Task prompt
Repeat each line of the material exactly.
* Start Raw records *
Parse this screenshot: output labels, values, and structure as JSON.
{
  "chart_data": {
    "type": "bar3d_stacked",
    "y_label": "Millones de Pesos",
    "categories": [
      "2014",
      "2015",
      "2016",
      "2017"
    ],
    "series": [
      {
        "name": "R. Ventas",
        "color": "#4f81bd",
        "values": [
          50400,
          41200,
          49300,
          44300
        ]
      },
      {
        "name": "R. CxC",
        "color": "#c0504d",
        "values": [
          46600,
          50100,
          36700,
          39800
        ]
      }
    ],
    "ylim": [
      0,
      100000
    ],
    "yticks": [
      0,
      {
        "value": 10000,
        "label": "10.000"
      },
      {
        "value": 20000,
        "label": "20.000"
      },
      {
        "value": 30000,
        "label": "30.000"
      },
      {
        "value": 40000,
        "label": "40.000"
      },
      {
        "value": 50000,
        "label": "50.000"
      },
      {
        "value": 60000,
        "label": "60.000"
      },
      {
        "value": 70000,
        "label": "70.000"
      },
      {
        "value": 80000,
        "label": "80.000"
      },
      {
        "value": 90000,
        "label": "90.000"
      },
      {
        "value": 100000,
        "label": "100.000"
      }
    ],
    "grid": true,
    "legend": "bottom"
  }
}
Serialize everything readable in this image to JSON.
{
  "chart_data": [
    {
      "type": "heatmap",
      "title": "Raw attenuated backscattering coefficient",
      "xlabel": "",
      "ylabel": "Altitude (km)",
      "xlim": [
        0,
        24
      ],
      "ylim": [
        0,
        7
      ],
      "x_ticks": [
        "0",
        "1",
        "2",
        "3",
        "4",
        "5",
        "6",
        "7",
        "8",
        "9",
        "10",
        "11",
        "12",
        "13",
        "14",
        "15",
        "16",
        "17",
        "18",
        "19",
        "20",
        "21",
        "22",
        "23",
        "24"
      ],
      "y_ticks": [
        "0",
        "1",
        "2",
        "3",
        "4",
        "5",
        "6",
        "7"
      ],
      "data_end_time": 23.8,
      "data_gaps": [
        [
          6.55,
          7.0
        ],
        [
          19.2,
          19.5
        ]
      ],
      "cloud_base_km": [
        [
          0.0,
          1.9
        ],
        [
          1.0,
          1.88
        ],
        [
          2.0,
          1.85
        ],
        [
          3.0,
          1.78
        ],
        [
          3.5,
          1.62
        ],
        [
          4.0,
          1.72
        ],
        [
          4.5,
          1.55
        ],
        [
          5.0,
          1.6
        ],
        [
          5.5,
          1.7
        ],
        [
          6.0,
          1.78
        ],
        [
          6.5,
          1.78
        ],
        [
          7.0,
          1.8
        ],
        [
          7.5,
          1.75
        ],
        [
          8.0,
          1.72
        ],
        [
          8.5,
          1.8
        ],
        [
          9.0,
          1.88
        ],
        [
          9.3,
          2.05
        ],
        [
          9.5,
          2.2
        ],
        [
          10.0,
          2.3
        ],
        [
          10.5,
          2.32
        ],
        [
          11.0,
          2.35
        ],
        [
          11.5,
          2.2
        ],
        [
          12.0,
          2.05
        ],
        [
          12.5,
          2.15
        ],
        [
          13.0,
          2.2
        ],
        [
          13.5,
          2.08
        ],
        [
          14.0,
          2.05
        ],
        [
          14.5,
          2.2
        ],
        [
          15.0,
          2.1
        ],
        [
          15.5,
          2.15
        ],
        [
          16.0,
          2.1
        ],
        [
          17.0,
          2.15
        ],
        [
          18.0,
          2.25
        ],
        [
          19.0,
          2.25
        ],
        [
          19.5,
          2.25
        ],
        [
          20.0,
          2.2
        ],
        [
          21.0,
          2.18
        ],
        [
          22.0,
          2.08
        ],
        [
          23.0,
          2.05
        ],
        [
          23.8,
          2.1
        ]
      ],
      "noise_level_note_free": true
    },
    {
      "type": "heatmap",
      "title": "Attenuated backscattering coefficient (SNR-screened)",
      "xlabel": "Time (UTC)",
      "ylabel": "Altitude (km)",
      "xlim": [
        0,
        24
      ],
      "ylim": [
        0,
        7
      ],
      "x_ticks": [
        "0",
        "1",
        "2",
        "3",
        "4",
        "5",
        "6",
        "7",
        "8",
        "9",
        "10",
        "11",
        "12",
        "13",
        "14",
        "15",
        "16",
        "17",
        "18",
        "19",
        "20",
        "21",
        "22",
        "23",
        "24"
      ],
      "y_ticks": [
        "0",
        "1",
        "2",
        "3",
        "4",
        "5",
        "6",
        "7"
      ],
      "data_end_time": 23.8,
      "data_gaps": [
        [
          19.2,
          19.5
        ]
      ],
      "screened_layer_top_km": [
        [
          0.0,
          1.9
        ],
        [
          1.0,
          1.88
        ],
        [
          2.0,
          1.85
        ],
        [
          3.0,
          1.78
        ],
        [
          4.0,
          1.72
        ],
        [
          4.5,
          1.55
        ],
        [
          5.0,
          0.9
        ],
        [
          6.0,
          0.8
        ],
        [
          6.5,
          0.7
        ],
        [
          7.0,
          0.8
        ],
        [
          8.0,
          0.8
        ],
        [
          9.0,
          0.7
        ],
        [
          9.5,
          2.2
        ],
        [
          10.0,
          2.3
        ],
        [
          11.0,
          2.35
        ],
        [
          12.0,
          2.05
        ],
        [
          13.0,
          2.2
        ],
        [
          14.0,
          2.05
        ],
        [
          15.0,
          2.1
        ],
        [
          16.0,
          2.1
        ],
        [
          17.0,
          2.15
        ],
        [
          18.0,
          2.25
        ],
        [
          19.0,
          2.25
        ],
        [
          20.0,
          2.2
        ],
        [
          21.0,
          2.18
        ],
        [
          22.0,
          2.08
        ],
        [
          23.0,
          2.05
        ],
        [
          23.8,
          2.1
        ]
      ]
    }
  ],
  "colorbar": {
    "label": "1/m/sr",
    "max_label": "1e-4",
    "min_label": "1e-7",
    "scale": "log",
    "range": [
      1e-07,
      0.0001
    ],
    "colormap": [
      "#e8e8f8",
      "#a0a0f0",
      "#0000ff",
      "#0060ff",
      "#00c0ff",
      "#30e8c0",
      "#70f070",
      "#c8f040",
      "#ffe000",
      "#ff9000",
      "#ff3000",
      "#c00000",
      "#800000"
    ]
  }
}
* End Raw records *
Final result
Parse this screenshot: output labels, values, and structure as JSON.
{
  "chart_data": {
    "type": "bar3d_stacked",
    "y_label": "Millones de Pesos",
    "categories": [
      "2014",
      "2015",
      "2016",
      "2017"
    ],
    "series": [
      {
        "name": "R. Ventas",
        "color": "#4f81bd",
        "values": [
          50400,
          41200,
          49300,
          44300
        ]
      },
      {
        "name": "R. CxC",
        "color": "#c0504d",
        "values": [
          46600,
          50100,
          36700,
          39800
        ]
      }
    ],
    "ylim": [
      0,
      100000
    ],
    "yticks": [
      0,
      {
        "value": 10000,
        "label": "10.000"
      },
      {
        "value": 20000,
        "label": "20.000"
      },
      {
        "value": 30000,
        "label": "30.000"
      },
      {
        "value": 40000,
        "label": "40.000"
      },
      {
        "value": 50000,
        "label": "50.000"
      },
      {
        "value": 60000,
        "label": "60.000"
      },
      {
        "value": 70000,
        "label": "70.000"
      },
      {
        "value": 80000,
        "label": "80.000"
      },
      {
        "value": 90000,
        "label": "90.000"
      },
      {
        "value": 100000,
        "label": "100.000"
      }
    ],
    "grid": true,
    "legend": "bottom"
  }
}
Serialize everything readable in this image to JSON.
{
  "chart_data": [
    {
      "type": "heatmap",
      "title": "Raw attenuated backscattering coefficient",
      "xlabel": "",
      "ylabel": "Altitude (km)",
      "xlim": [
        0,
        24
      ],
      "ylim": [
        0,
        7
      ],
      "x_ticks": [
        "0",
        "1",
        "2",
        "3",
        "4",
        "5",
        "6",
        "7",
        "8",
        "9",
        "10",
        "11",
        "12",
        "13",
        "14",
        "15",
        "16",
        "17",
        "18",
        "19",
        "20",
        "21",
        "22",
        "23",
        "24"
      ],
      "y_ticks": [
        "0",
        "1",
        "2",
        "3",
        "4",
        "5",
        "6",
        "7"
      ],
      "data_end_time": 23.8,
      "data_gaps": [
        [
          6.55,
          7.0
        ],
        [
          19.2,
          19.5
        ]
      ],
      "cloud_base_km": [
        [
          0.0,
          1.9
        ],
        [
          1.0,
          1.88
        ],
        [
          2.0,
          1.85
        ],
        [
          3.0,
          1.78
        ],
        [
          3.5,
          1.62
        ],
        [
          4.0,
          1.72
        ],
        [
          4.5,
          1.55
        ],
        [
          5.0,
          1.6
        ],
        [
          5.5,
          1.7
        ],
        [
          6.0,
          1.78
        ],
        [
          6.5,
          1.78
        ],
        [
          7.0,
          1.8
        ],
        [
          7.5,
          1.75
        ],
        [
          8.0,
          1.72
        ],
        [
          8.5,
          1.8
        ],
        [
          9.0,
          1.88
        ],
        [
          9.3,
          2.05
        ],
        [
          9.5,
          2.2
        ],
        [
          10.0,
          2.3
        ],
        [
          10.5,
          2.32
        ],
        [
          11.0,
          2.35
        ],
        [
          11.5,
          2.2
        ],
        [
          12.0,
          2.05
        ],
        [
          12.5,
          2.15
        ],
        [
          13.0,
          2.2
        ],
        [
          13.5,
          2.08
        ],
        [
          14.0,
          2.05
        ],
        [
          14.5,
          2.2
        ],
        [
          15.0,
          2.1
        ],
        [
          15.5,
          2.15
        ],
        [
          16.0,
          2.1
        ],
        [
          17.0,
          2.15
        ],
        [
          18.0,
          2.25
        ],
        [
          19.0,
          2.25
        ],
        [
          19.5,
          2.25
        ],
        [
          20.0,
          2.2
        ],
        [
          21.0,
          2.18
        ],
        [
          22.0,
          2.08
        ],
        [
          23.0,
          2.05
        ],
        [
          23.8,
          2.1
        ]
      ],
      "noise_level_note_free": true
    },
    {
      "type": "heatmap",
      "title": "Attenuated backscattering coefficient (SNR-screened)",
      "xlabel": "Time (UTC)",
      "ylabel": "Altitude (km)",
      "xlim": [
        0,
        24
      ],
      "ylim": [
        0,
        7
      ],
      "x_ticks": [
        "0",
        "1",
        "2",
        "3",
        "4",
        "5",
        "6",
        "7",
        "8",
        "9",
        "10",
        "11",
        "12",
        "13",
        "14",
        "15",
        "16",
        "17",
        "18",
        "19",
        "20",
        "21",
        "22",
        "23",
        "24"
      ],
      "y_ticks": [
        "0",
        "1",
        "2",
        "3",
        "4",
        "5",
        "6",
        "7"
      ],
      "data_end_time": 23.8,
      "data_gaps": [
        [
          19.2,
          19.5
        ]
      ],
      "screened_layer_top_km": [
        [
          0.0,
          1.9
        ],
        [
          1.0,
          1.88
        ],
        [
          2.0,
          1.85
        ],
        [
          3.0,
          1.78
        ],
        [
          4.0,
          1.72
        ],
        [
          4.5,
          1.55
        ],
        [
          5.0,
          0.9
        ],
        [
          6.0,
          0.8
        ],
        [
          6.5,
          0.7
        ],
        [
          7.0,
          0.8
        ],
        [
          8.0,
          0.8
        ],
        [
          9.0,
          0.7
        ],
        [
          9.5,
          2.2
        ],
        [
          10.0,
          2.3
        ],
        [
          11.0,
          2.35
        ],
        [
          12.0,
          2.05
        ],
        [
          13.0,
          2.2
        ],
        [
          14.0,
          2.05
        ],
        [
          15.0,
          2.1
        ],
        [
          16.0,
          2.1
        ],
        [
          17.0,
          2.15
        ],
        [
          18.0,
          2.25
        ],
        [
          19.0,
          2.25
        ],
        [
          20.0,
          2.2
        ],
        [
          21.0,
          2.18
        ],
        [
          22.0,
          2.08
        ],
        [
          23.0,
          2.05
        ],
        [
          23.8,
          2.1
        ]
      ]
    }
  ],
  "colorbar": {
    "label": "1/m/sr",
    "max_label": "1e-4",
    "min_label": "1e-7",
    "scale": "log",
    "range": [
      1e-07,
      0.0001
    ],
    "colormap": [
      "#e8e8f8",
      "#a0a0f0",
      "#0000ff",
      "#0060ff",
      "#00c0ff",
      "#30e8c0",
      "#70f070",
      "#c8f040",
      "#ffe000",
      "#ff9000",
      "#ff3000",
      "#c00000",
      "#800000"
    ]
  }
}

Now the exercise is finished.